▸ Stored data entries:
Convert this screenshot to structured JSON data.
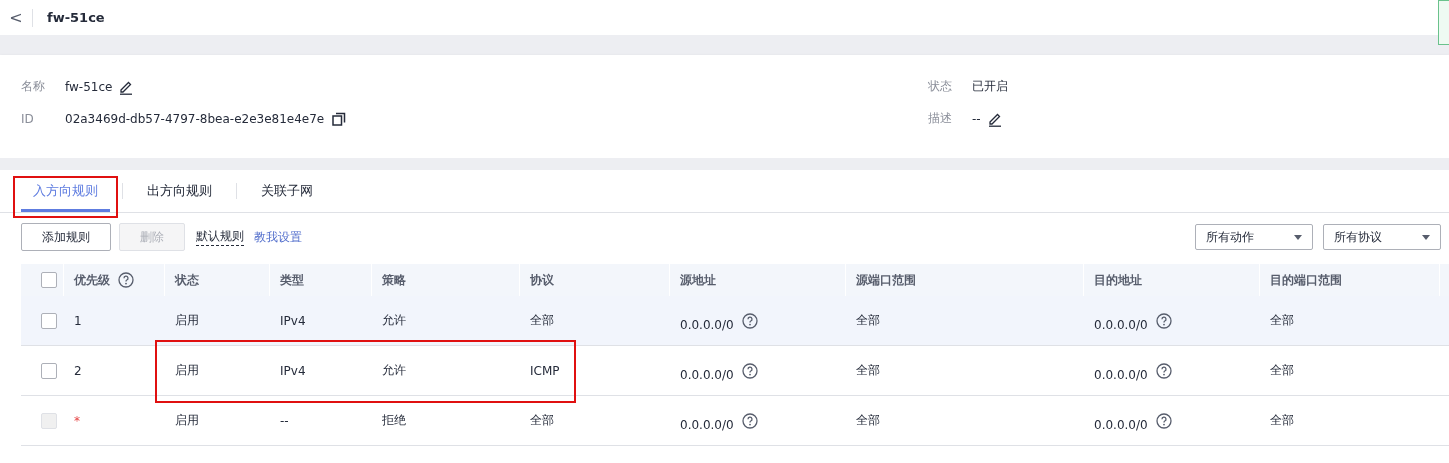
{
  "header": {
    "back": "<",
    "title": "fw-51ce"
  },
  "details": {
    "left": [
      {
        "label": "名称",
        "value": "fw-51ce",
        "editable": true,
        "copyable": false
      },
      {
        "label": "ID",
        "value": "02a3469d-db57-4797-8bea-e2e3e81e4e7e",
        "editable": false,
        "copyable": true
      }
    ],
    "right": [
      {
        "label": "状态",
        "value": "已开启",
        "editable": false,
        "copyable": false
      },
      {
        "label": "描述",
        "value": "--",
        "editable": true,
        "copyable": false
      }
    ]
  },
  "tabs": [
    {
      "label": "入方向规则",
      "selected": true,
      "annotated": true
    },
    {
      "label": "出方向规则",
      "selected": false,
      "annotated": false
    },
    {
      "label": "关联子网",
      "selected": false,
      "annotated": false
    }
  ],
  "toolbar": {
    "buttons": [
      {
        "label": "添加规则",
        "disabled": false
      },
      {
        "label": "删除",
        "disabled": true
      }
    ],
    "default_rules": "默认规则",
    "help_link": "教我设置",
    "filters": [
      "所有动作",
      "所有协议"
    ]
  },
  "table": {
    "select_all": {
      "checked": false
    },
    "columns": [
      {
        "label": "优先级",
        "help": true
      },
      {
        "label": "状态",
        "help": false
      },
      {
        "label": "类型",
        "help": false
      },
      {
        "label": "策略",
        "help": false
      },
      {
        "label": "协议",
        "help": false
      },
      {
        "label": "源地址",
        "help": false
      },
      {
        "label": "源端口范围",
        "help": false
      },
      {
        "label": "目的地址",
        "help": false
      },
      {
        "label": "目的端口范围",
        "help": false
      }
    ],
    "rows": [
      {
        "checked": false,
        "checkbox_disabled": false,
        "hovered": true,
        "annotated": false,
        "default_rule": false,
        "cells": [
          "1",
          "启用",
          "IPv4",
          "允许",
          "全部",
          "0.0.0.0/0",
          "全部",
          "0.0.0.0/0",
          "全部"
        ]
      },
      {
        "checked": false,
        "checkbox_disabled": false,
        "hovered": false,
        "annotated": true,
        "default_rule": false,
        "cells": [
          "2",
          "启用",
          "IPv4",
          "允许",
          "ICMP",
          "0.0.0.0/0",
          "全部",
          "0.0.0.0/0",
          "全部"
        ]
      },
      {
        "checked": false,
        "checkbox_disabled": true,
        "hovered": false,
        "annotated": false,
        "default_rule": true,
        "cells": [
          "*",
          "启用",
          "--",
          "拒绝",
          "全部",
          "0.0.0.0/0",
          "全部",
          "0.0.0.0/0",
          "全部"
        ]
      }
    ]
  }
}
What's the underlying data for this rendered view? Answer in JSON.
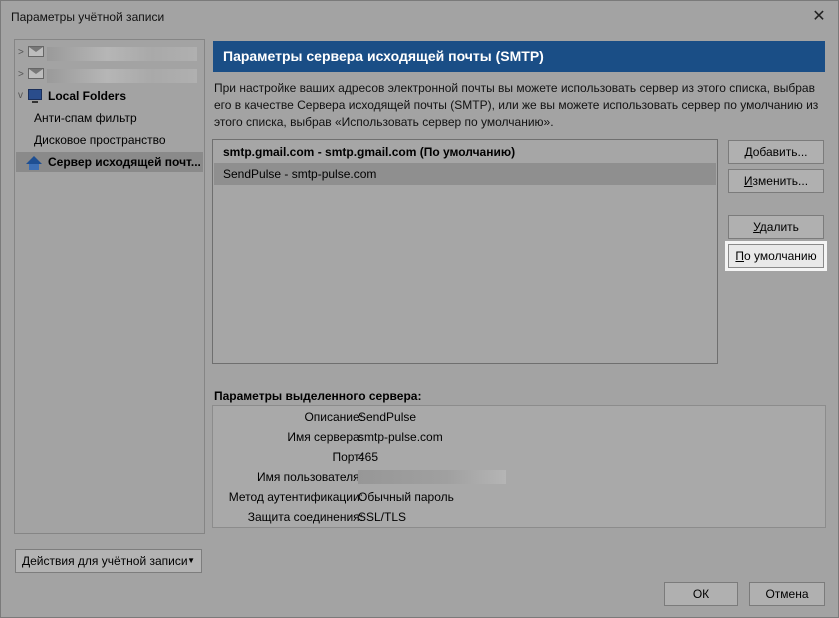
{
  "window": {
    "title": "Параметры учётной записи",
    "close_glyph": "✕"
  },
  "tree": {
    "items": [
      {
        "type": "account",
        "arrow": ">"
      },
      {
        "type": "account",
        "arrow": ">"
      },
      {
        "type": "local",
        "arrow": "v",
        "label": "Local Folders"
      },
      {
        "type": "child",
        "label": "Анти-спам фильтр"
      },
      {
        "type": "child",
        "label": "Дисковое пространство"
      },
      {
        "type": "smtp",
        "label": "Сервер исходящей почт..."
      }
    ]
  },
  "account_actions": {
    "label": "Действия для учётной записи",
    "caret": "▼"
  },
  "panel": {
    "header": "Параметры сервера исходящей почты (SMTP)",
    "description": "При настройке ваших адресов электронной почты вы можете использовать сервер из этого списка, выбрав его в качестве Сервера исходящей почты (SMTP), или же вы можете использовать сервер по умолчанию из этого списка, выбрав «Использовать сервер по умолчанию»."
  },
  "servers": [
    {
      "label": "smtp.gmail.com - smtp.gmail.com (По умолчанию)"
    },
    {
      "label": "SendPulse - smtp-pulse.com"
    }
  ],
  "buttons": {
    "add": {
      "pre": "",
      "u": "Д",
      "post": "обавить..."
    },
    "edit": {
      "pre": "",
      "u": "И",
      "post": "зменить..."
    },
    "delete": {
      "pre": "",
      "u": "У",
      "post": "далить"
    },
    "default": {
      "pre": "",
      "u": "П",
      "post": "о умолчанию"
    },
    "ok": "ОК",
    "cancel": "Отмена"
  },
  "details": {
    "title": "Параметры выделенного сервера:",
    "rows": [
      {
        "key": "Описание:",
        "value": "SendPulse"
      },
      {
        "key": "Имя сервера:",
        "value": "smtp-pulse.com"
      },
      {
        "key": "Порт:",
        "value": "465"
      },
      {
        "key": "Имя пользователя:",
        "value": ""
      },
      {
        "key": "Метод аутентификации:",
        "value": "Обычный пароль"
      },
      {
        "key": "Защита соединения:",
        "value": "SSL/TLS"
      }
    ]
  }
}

▸ Required task: Omit the pictures and give the material again, exactly and in full.

▸ Result of this task:
Convert this screenshot to structured JSON data.
{
  "header": {
    "back": "<",
    "title": "fw-51ce"
  },
  "details": {
    "left": [
      {
        "label": "名称",
        "value": "fw-51ce",
        "editable": true,
        "copyable": false
      },
      {
        "label": "ID",
        "value": "02a3469d-db57-4797-8bea-e2e3e81e4e7e",
        "editable": false,
        "copyable": true
      }
    ],
    "right": [
      {
        "label": "状态",
        "value": "已开启",
        "editable": false,
        "copyable": false
      },
      {
        "label": "描述",
        "value": "--",
        "editable": true,
        "copyable": false
      }
    ]
  },
  "tabs": [
    {
      "label": "入方向规则",
      "selected": true,
      "annotated": true
    },
    {
      "label": "出方向规则",
      "selected": false,
      "annotated": false
    },
    {
      "label": "关联子网",
      "selected": false,
      "annotated": false
    }
  ],
  "toolbar": {
    "buttons": [
      {
        "label": "添加规则",
        "disabled": false
      },
      {
        "label": "删除",
        "disabled": true
      }
    ],
    "default_rules": "默认规则",
    "help_link": "教我设置",
    "filters": [
      "所有动作",
      "所有协议"
    ]
  },
  "table": {
    "select_all": {
      "checked": false
    },
    "columns": [
      {
        "label": "优先级",
        "help": true
      },
      {
        "label": "状态",
        "help": false
      },
      {
        "label": "类型",
        "help": false
      },
      {
        "label": "策略",
        "help": false
      },
      {
        "label": "协议",
        "help": false
      },
      {
        "label": "源地址",
        "help": false
      },
      {
        "label": "源端口范围",
        "help": false
      },
      {
        "label": "目的地址",
        "help": false
      },
      {
        "label": "目的端口范围",
        "help": false
      }
    ],
    "rows": [
      {
        "checked": false,
        "checkbox_disabled": false,
        "hovered": true,
        "annotated": false,
        "default_rule": false,
        "cells": [
          "1",
          "启用",
          "IPv4",
          "允许",
          "全部",
          "0.0.0.0/0",
          "全部",
          "0.0.0.0/0",
          "全部"
        ]
      },
      {
        "checked": false,
        "checkbox_disabled": false,
        "hovered": false,
        "annotated": true,
        "default_rule": false,
        "cells": [
          "2",
          "启用",
          "IPv4",
          "允许",
          "ICMP",
          "0.0.0.0/0",
          "全部",
          "0.0.0.0/0",
          "全部"
        ]
      },
      {
        "checked": false,
        "checkbox_disabled": true,
        "hovered": false,
        "annotated": false,
        "default_rule": true,
        "cells": [
          "*",
          "启用",
          "--",
          "拒绝",
          "全部",
          "0.0.0.0/0",
          "全部",
          "0.0.0.0/0",
          "全部"
        ]
      }
    ]
  }
}
What's the underlying data for this rendered view? Answer in JSON.
{
  "window": {
    "title": "Параметры учётной записи",
    "close_glyph": "✕"
  },
  "tree": {
    "items": [
      {
        "type": "account",
        "arrow": ">"
      },
      {
        "type": "account",
        "arrow": ">"
      },
      {
        "type": "local",
        "arrow": "v",
        "label": "Local Folders"
      },
      {
        "type": "child",
        "label": "Анти-спам фильтр"
      },
      {
        "type": "child",
        "label": "Дисковое пространство"
      },
      {
        "type": "smtp",
        "label": "Сервер исходящей почт..."
      }
    ]
  },
  "account_actions": {
    "label": "Действия для учётной записи",
    "caret": "▼"
  },
  "panel": {
    "header": "Параметры сервера исходящей почты (SMTP)",
    "description": "При настройке ваших адресов электронной почты вы можете использовать сервер из этого списка, выбрав его в качестве Сервера исходящей почты (SMTP), или же вы можете использовать сервер по умолчанию из этого списка, выбрав «Использовать сервер по умолчанию»."
  },
  "servers": [
    {
      "label": "smtp.gmail.com - smtp.gmail.com (По умолчанию)"
    },
    {
      "label": "SendPulse - smtp-pulse.com"
    }
  ],
  "buttons": {
    "add": {
      "pre": "",
      "u": "Д",
      "post": "обавить..."
    },
    "edit": {
      "pre": "",
      "u": "И",
      "post": "зменить..."
    },
    "delete": {
      "pre": "",
      "u": "У",
      "post": "далить"
    },
    "default": {
      "pre": "",
      "u": "П",
      "post": "о умолчанию"
    },
    "ok": "ОК",
    "cancel": "Отмена"
  },
  "details": {
    "title": "Параметры выделенного сервера:",
    "rows": [
      {
        "key": "Описание:",
        "value": "SendPulse"
      },
      {
        "key": "Имя сервера:",
        "value": "smtp-pulse.com"
      },
      {
        "key": "Порт:",
        "value": "465"
      },
      {
        "key": "Имя пользователя:",
        "value": ""
      },
      {
        "key": "Метод аутентификации:",
        "value": "Обычный пароль"
      },
      {
        "key": "Защита соединения:",
        "value": "SSL/TLS"
      }
    ]
  }
}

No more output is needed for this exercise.